§ **Exercise set**
A. Answer these from the text on the executive order on zero unmet need:
(i) Which division of the SC promulgated the August decision?
(ii) What do some LGUs do with the contraceptives they receive from the DoH?
(iii) How many pills are women given in some places?
B. From the text on the executive order on zero unmet need, pull out the passage that begins with the words "Having the EO is good because" and ends after "family planning (FP).".

These need to be spelled out again because after the news of the EO on Zero Unmet Need broke, not a few rejoiced thinking that problems with the SC TRO and August decision have been solved. Some friends even thought that the EO overrides the SC decision and thus, the RH law can now be fully implemented.
Having the EO is good but it does not, and cannot override the SC TRO and August decision. Let us clarify a few things.
Having the EO is good because it:
1. gives relevant government offices under the Executive such as local government units (LGUs), DoH, DILG, DSWD, Dep-Ed, etc. the marching orders to implement modern family planning (FP).
There have been many problems in implementing FP at the local level because of the SC’s TRO and August ruling. We know of the LGUs’ confusion on how the SC’s orders should be carried out, and what they can, and cannot do. These SC decisions have resulted in a chilling effect among local implementers and resulted in a weak family planning program.
We know that in many places, women were, and are being told that there are no more available stocks of contraceptives in health centers. Some LGUs return contraceptives they received from the DoH. There are places where women are given only TWO PIECES of pills and are asked to come back after two days.
The thing is, we know for a fact that the DoH has stocks that LGUs can easily tap if they want to. With the EO in place, there should no longer be confusion and misunderstanding. LGUs must implement modern family planning.
2. sends a strong signal to the SC that this administration is serious in implementing the RH law and particularly, FP. While the Executive and Judiciary are autonomous from each other, this show of political will hopefully influence our esteemed Justices to rethink their position on the issue. The problematic August decision was promulgated by the SC’s Second Division. The DoH and other interested parties that filed motions asked the SC en banc to take the issue up. Hopefully, this happens and that more Justices will see the August decision as an injustice to millions of Filipino women.

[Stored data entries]

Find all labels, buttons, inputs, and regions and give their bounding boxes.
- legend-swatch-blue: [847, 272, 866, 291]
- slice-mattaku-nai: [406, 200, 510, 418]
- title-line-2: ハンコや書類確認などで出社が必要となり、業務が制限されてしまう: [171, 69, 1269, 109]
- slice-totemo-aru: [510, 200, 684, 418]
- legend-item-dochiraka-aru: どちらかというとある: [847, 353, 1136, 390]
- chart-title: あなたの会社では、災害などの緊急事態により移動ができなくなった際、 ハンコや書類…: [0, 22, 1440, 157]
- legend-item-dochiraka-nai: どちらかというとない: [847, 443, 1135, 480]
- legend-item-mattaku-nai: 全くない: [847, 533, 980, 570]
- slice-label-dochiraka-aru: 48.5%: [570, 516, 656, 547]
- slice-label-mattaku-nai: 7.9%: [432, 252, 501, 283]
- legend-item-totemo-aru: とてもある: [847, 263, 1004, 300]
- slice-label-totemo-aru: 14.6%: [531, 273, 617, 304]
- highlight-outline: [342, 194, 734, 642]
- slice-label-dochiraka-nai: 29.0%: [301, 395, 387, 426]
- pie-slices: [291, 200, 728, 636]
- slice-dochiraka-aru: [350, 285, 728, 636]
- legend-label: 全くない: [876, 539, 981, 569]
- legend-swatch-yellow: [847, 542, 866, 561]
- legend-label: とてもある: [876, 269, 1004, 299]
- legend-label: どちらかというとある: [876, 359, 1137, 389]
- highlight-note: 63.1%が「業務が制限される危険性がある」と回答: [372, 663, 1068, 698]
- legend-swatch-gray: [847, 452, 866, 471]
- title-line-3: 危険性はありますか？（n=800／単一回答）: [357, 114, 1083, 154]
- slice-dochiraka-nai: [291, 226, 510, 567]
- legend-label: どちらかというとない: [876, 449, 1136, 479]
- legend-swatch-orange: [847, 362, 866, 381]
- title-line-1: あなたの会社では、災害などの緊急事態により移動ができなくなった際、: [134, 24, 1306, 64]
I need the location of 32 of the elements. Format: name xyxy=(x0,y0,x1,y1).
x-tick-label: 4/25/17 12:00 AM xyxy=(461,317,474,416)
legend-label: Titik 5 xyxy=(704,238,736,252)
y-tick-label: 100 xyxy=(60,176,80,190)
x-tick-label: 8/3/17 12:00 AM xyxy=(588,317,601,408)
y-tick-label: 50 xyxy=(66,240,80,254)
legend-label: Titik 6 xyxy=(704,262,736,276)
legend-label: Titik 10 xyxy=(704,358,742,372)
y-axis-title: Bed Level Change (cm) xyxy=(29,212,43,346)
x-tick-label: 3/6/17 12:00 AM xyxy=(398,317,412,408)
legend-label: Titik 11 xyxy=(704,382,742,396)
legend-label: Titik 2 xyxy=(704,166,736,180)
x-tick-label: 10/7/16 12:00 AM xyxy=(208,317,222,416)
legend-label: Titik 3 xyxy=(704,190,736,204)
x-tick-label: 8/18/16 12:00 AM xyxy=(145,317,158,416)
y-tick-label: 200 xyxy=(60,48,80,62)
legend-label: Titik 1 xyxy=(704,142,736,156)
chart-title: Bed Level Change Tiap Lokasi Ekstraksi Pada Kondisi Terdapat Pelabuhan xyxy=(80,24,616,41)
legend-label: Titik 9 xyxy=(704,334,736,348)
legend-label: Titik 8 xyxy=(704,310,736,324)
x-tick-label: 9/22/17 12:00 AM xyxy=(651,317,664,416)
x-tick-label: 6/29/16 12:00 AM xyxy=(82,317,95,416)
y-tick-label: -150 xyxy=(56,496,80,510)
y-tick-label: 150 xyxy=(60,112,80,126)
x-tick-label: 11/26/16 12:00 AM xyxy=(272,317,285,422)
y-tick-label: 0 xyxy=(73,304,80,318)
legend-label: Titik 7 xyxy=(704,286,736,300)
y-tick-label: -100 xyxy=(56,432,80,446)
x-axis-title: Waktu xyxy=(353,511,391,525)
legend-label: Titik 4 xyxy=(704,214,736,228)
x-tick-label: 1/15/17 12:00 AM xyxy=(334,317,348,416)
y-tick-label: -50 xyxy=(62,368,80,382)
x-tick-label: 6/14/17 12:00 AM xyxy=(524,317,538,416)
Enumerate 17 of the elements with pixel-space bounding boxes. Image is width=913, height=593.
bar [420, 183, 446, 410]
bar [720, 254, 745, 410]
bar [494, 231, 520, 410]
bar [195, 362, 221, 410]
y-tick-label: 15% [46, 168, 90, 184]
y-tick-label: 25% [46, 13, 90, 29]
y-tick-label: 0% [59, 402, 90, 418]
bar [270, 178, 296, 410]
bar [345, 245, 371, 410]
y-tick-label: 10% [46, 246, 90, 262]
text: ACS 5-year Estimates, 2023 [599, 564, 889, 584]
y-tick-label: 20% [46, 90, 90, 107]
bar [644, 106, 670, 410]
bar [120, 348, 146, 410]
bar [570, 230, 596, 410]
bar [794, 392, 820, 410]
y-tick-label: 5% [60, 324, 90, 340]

§ **Answers in order**
A.
(i) The SC's Second Division.
(ii) They return them.
(iii) Two pieces, and they are asked to come back after two days.

B.
Having the EO is good because it:
1. gives relevant government offices under the Executive such as local government units (LGUs), DoH, DILG, DSWD, Dep-Ed, etc. the marching orders to implement modern family planning (FP).